Scaleway Compute Sizing — Definitive Architecture¶

Version: 3.0 Date: 2026-04-15 Issue: #553 Status: V3 after 2nd committee review (V1: 5.4/10, V2: 6.4/10) Budget: EUR 200/month maximum Guarantees: - RAM: > 40% margin on all scenarios (hard guarantee) - CPU: > 15% margin on peak burst with max_active_runs=2 (hard guarantee) - Zero OOM: 4-layer prevention - Zero permanent failures: retries=1 catches transient issues

1. Problem Statement¶

Over the past 2 days, the compute sizing was changed 5 times, causing OOM kills, CPU throttling, stuck pods, and 4 interrupted FTF sessions. Root cause: no definitive sizing plan — each issue was patched reactively.

This document defines a sizing architecture that handles ALL current and planned workloads with comfortable margins, within budget.

2. Platform Architecture¶

┌─────────────────────────────────────────────────────────────────┐
│  PERMANENT POOL — PRO2-S (8 CPU, 32Gi)                          │
│  Always on. EUR 60/month.                                        │
│                                                                   │
│  ┌──────────┐ ┌──────────┐ ┌──────────┐ ┌──────────┐           │
│  │ Airflow  │ │ MLflow   │ │ CVNTrade │ │ Grafana  │           │
│  │ sched+   │ │          │ │ API+FE+  │ │ + Redis  │           │
│  │ web+trig │ │          │ │ runtime  │ │ + ZenML  │           │
│  │ 950m/1.8G│ │ 250m/512M│ │ 1.6/5.3G │ │ 350m/450M│           │
│  └──────────┘ └──────────┘ └──────────┘ └──────────┘           │
│                                                                   │
│  Total: 3.1 CPU / 8.2Gi used.  Margin: 63% CPU, 74% RAM.       │
└─────────────────────────────────────────────────────────────────┘

┌─────────────────────────────────────────────────────────────────┐
│  COMPUTE POOL — 0 to 6 × PRO2-M (16 CPU, 64Gi each)            │
│  Autoscale. EUR 0 when idle. EUR 0.16/h per node when active.   │
│                                                                   │
│  ┌────────────────────────────────────────────────────────────┐ │
│  │  PRO2-M #1          PRO2-M #2          PRO2-M #3 ...      │ │
│  │  16 CPU, 64Gi       16 CPU, 64Gi       16 CPU, 64Gi       │ │
│  │                                                             │ │
│  │  ┌─────┐ ┌─────┐   ┌─────┐ ┌─────┐   ┌─────┐ ┌─────┐   │ │
│  │  │ FTF │ │ FTF │   │ FTF │ │ FTF │   │ Disc│ │ WFRB│   │ │
│  │  │pod 1│ │pod 2│   │pod 3│ │pod 4│   │overy│ │     │   │ │
│  │  └─────┘ └─────┘   └─────┘ └─────┘   └─────┘ └─────┘   │ │
│  └────────────────────────────────────────────────────────────┘ │
│                                                                   │
│  Scale-up: ~3 min (pod Pending → node provisioned → pod Running) │
│  Scale-down: ~10 min after last pod terminates                    │
└─────────────────────────────────────────────────────────────────┘

┌─────────────────────────────────────────────────────────────────┐
│  EXTERNAL SERVICES                                                │
│                                                                   │
│  PostgreSQL (Scaleway Managed)  ~EUR 20/month                    │
│  S3 (MLflow artifacts)          ~EUR 5/month                     │
└─────────────────────────────────────────────────────────────────┘

3. Workload Profiles¶

3.1 FTF Normal (CUSUM enabled)¶

The standard FTF ablation run. Tests factors like calibration, timeframe, fold_size, etc.

EXTRACTED RECORDS >>
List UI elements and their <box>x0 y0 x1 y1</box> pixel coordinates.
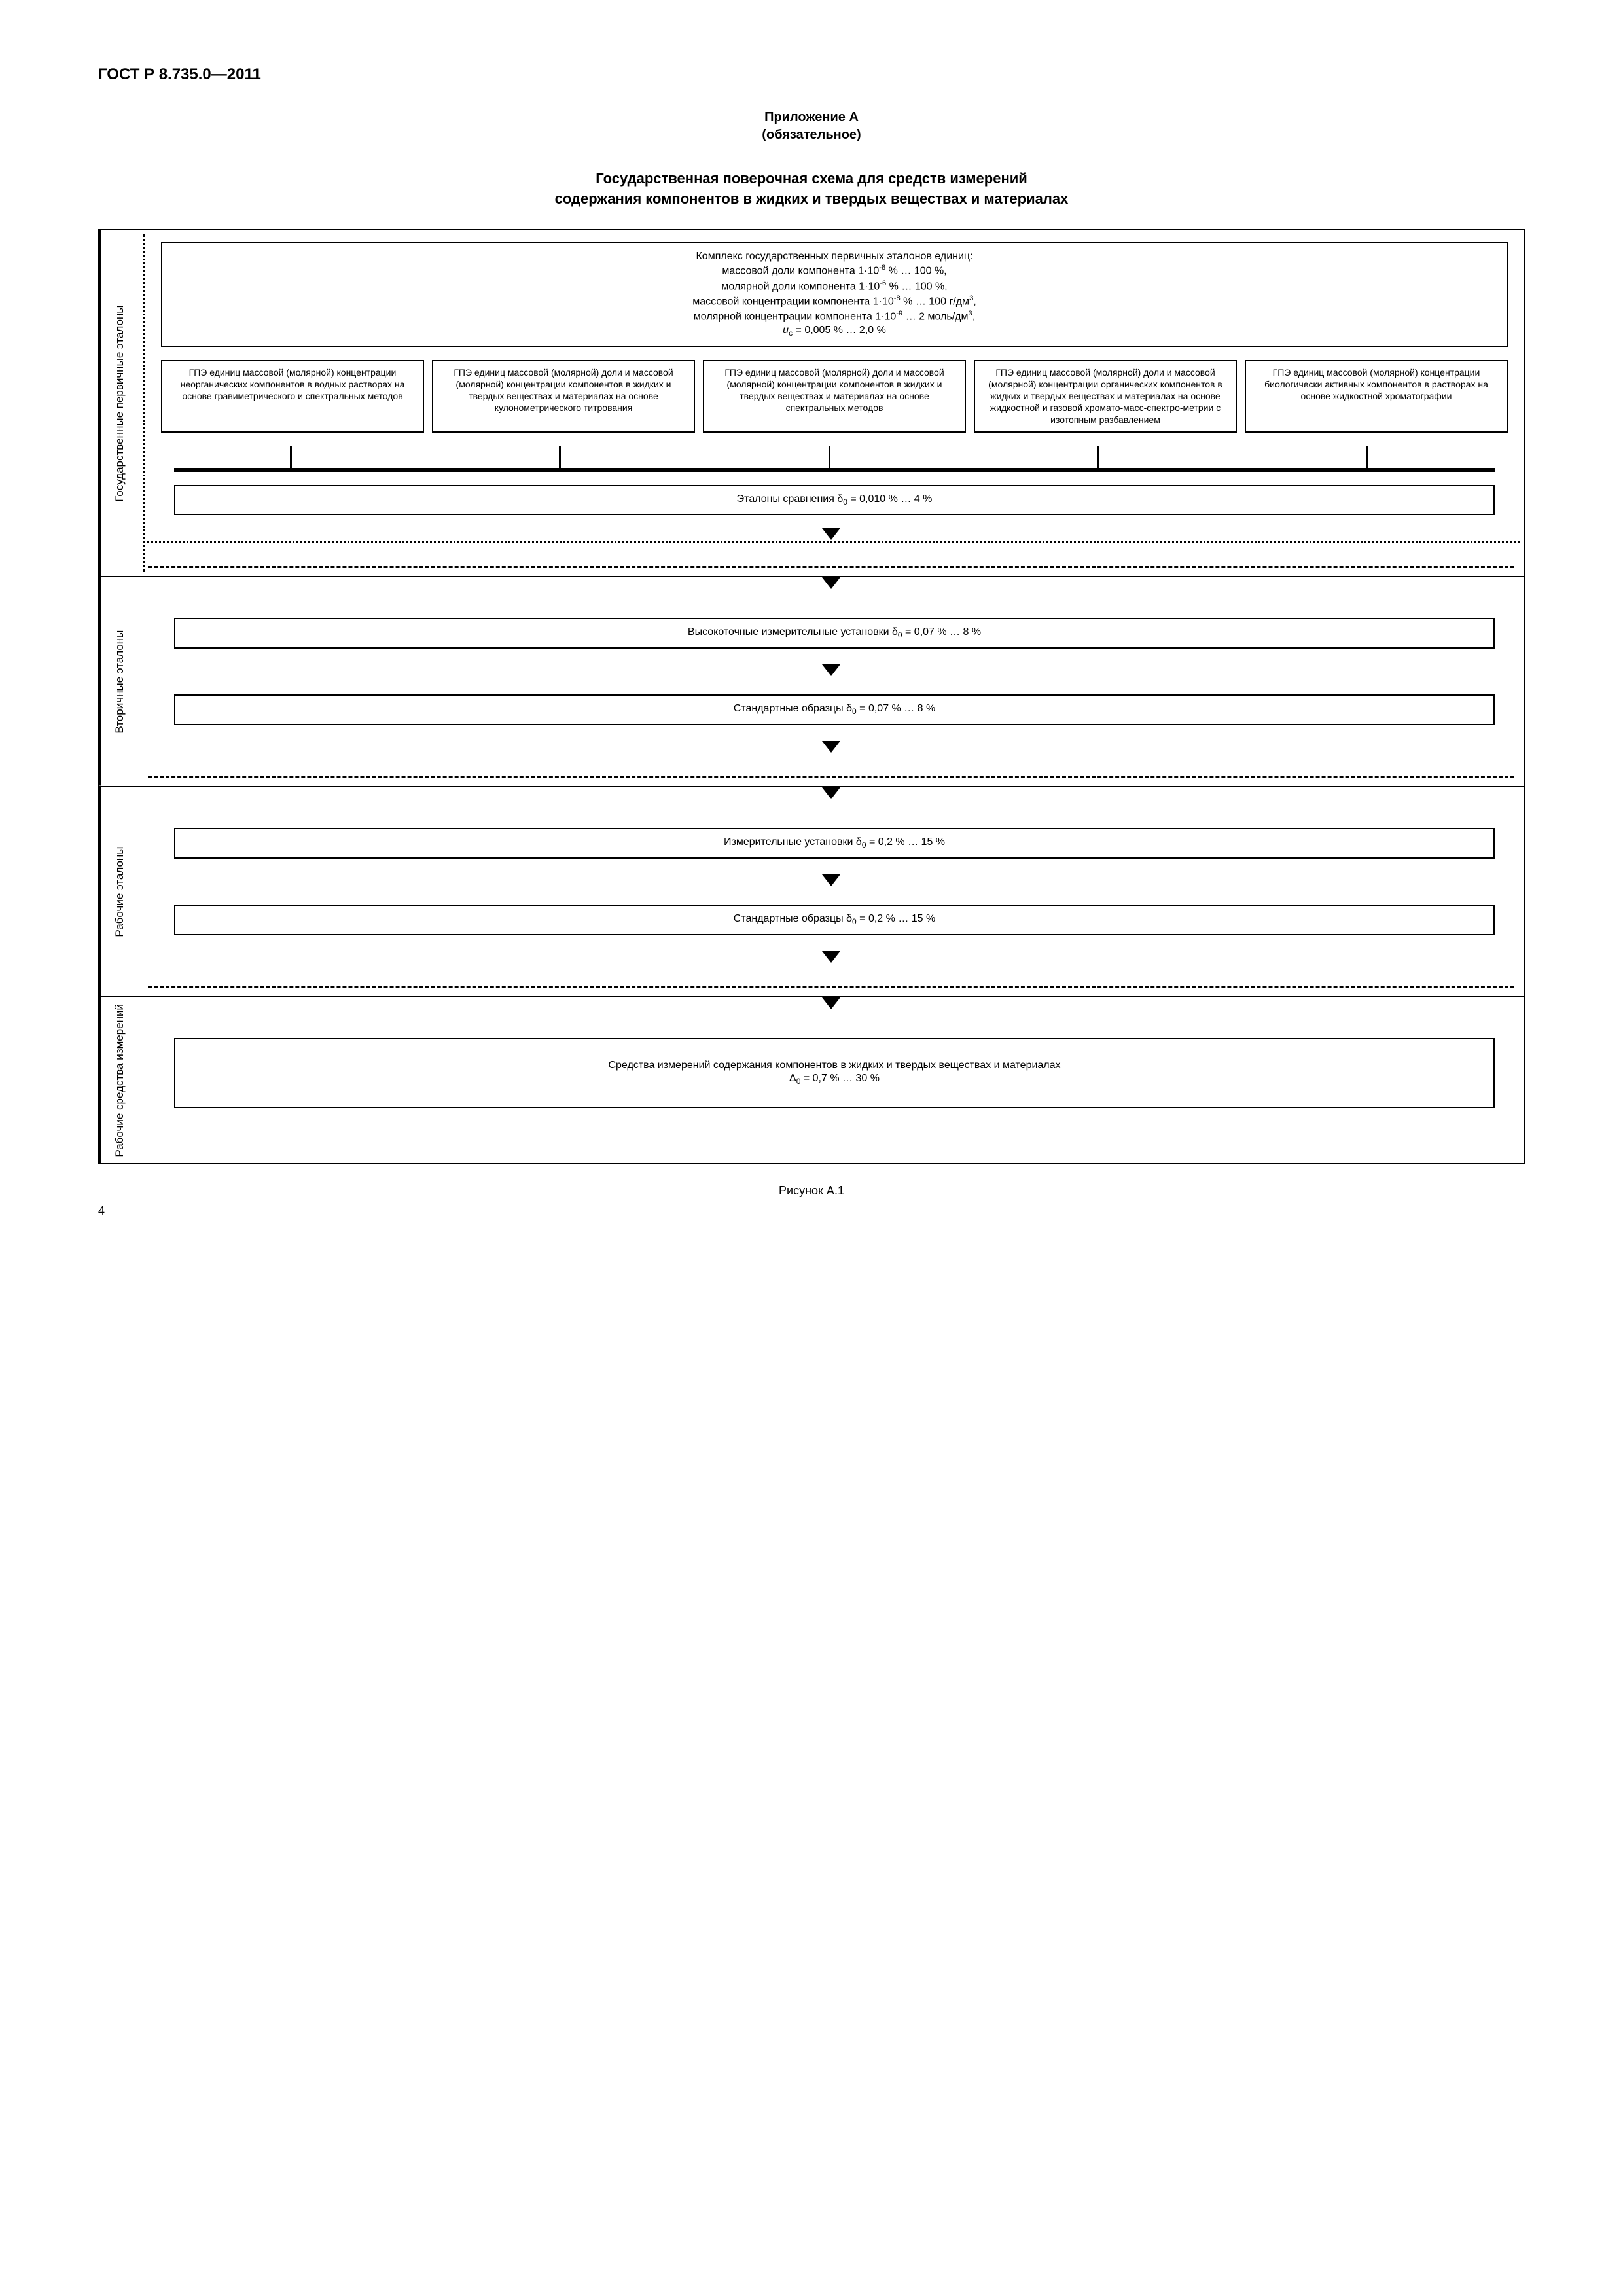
tier-body-working: Измерительные установки δ0 = 0,2 % … 15 … <box>139 787 1524 996</box>
node-precision-installations: Высокоточные измерительные установки δ0 … <box>174 618 1495 649</box>
gpe-box-5: ГПЭ единиц массовой (молярной) концентра… <box>1245 360 1508 433</box>
tier-label-working: Рабочие эталоны <box>99 787 139 996</box>
node-measuring-installations: Измерительные установки δ0 = 0,2 % … 15 … <box>174 828 1495 859</box>
tier-primary-standards: Государственные первичные эталоны Компле… <box>99 230 1524 577</box>
node-primary-complex: Комплекс государственных первичных этало… <box>161 242 1508 347</box>
tier-body-secondary: Высокоточные измерительные установки δ0 … <box>139 577 1524 786</box>
arrow-inst-to-standards <box>148 662 1514 681</box>
connector-gpe-to-bar <box>148 446 1514 472</box>
figure-caption: Рисунок А.1 <box>98 1184 1525 1198</box>
diagram-title-line-2: содержания компонентов в жидких и тверды… <box>555 190 1069 207</box>
dotted-border-bottom <box>143 541 1520 543</box>
complex-line-2: массовой доли компонента 1·10-8 % … 100 … <box>171 263 1497 278</box>
dashed-separator-1 <box>148 566 1514 568</box>
node-comparison-standards: Эталоны сравнения δ0 = 0,010 % … 4 % <box>174 485 1495 516</box>
complex-line-5: молярной концентрации компонента 1·10-9 … <box>171 309 1497 324</box>
complex-line-4: массовой концентрации компонента 1·10-8 … <box>171 294 1497 309</box>
arrow-primary-to-secondary <box>148 528 1514 548</box>
instruments-line-1: Средства измерений содержания компоненто… <box>188 1059 1480 1073</box>
tier-label-secondary: Вторичные эталоны <box>99 577 139 786</box>
dashed-separator-3 <box>148 986 1514 988</box>
node-standard-samples-secondary: Стандартные образцы δ0 = 0,07 % … 8 % <box>174 694 1495 725</box>
diagram-title-line-1: Государственная поверочная схема для сре… <box>596 170 1027 187</box>
page-number: 4 <box>98 1204 1525 1218</box>
appendix-note: (обязательное) <box>98 128 1525 143</box>
node-measurement-instruments: Средства измерений содержания компоненто… <box>174 1038 1495 1109</box>
dashed-separator-2 <box>148 776 1514 778</box>
complex-line-6: uc = 0,005 % … 2,0 % <box>171 324 1497 339</box>
gpe-row: ГПЭ единиц массовой (молярной) концентра… <box>161 360 1508 433</box>
diagram-title: Государственная поверочная схема для сре… <box>98 169 1525 209</box>
tier-secondary-standards: Вторичные эталоны Высокоточные измерител… <box>99 576 1524 786</box>
dotted-border-left <box>143 234 145 573</box>
appendix-label: Приложение А <box>98 110 1525 125</box>
tier-body-primary: Комплекс государственных первичных этало… <box>139 230 1524 577</box>
complex-line-1: Комплекс государственных первичных этало… <box>171 250 1497 264</box>
tier-label-instruments: Рабочие средства измерений <box>99 997 139 1164</box>
gpe-box-2: ГПЭ единиц массовой (молярной) доли и ма… <box>432 360 695 433</box>
gpe-box-4: ГПЭ единиц массовой (молярной) доли и ма… <box>974 360 1237 433</box>
tier-working-standards: Рабочие эталоны Измерительные установки … <box>99 786 1524 996</box>
diagram-container: Государственные первичные эталоны Компле… <box>98 229 1525 1164</box>
complex-line-3: молярной доли компонента 1·10-6 % … 100 … <box>171 279 1497 294</box>
gpe-box-3: ГПЭ единиц массовой (молярной) доли и ма… <box>703 360 966 433</box>
gpe-box-1: ГПЭ единиц массовой (молярной) концентра… <box>161 360 424 433</box>
arrow-working-inst-to-samples <box>148 872 1514 891</box>
node-standard-samples-working: Стандартные образцы δ0 = 0,2 % … 15 % <box>174 905 1495 935</box>
collector-bar <box>174 468 1495 472</box>
tier-working-instruments: Рабочие средства измерений Средства изме… <box>99 996 1524 1164</box>
doc-standard-code: ГОСТ Р 8.735.0—2011 <box>98 65 1525 84</box>
tier-label-primary: Государственные первичные эталоны <box>99 230 139 577</box>
tier-body-instruments: Средства измерений содержания компоненто… <box>139 997 1524 1164</box>
instruments-line-2: Δ0 = 0,7 % … 30 % <box>188 1072 1480 1087</box>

TASKS TO COMPLETE >>
**1)** According to the Scaleway compute sizing text, why was a definitive sizing architecture needed? Answer in one to three sentences.
**2)** Continue the Scaleway compute sizing text from the point at which it ends.
The items are separate material from the Scaleway compute sizing text.

RESPONSES BY TASK >>
**1)** During the preceding two days, the compute sizing was changed five times, which caused OOM kills, CPU throttling, stuck pods, and four interrupted FTF sessions. The root cause was the lack of a definitive sizing plan, so each issue had been patched reactively.

**2)**
Parameter	Value
Trigger	Manual (Airflow UI or CLI)
Cryptos	5 (defi_top5)
Pods per factor	5 (1/crypto)
Parallel factors	2 (max_active_runs=2)
Peak pods	10
Training samples	~1,000-2,000 (CUSUM event mode)
Features	50-80 (after feature cap fix #552)
HPO trials	15
CPU per pod	2 req / 4 limit (observed: 3-4 cores)
RAM per pod	2Gi req / 8Gi limit (observed: 1-2Gi)
Duration per factor	~2.5h
Pod profile	standard

3.2 FTF Heavy (CUSUM disabled/relaxed)¶

Tests the cusum_training_mode factor with disabled or relaxed CUSUM. Much more data.

Parameter	Value
Training samples	5,000-20,000 (CUSUM disabled/relaxed)
Features	50-272 (depends on feature cap)
HPO trials	15
CPU per pod	2 req / 4 limit (observed: 4 cores, CPU-bound)
RAM per pod	12Gi req / 24Gi limit (observed: 10-15Gi)
Duration per factor	8-10h
Parallel factors	1 only (no concurrent factors during heavy runs)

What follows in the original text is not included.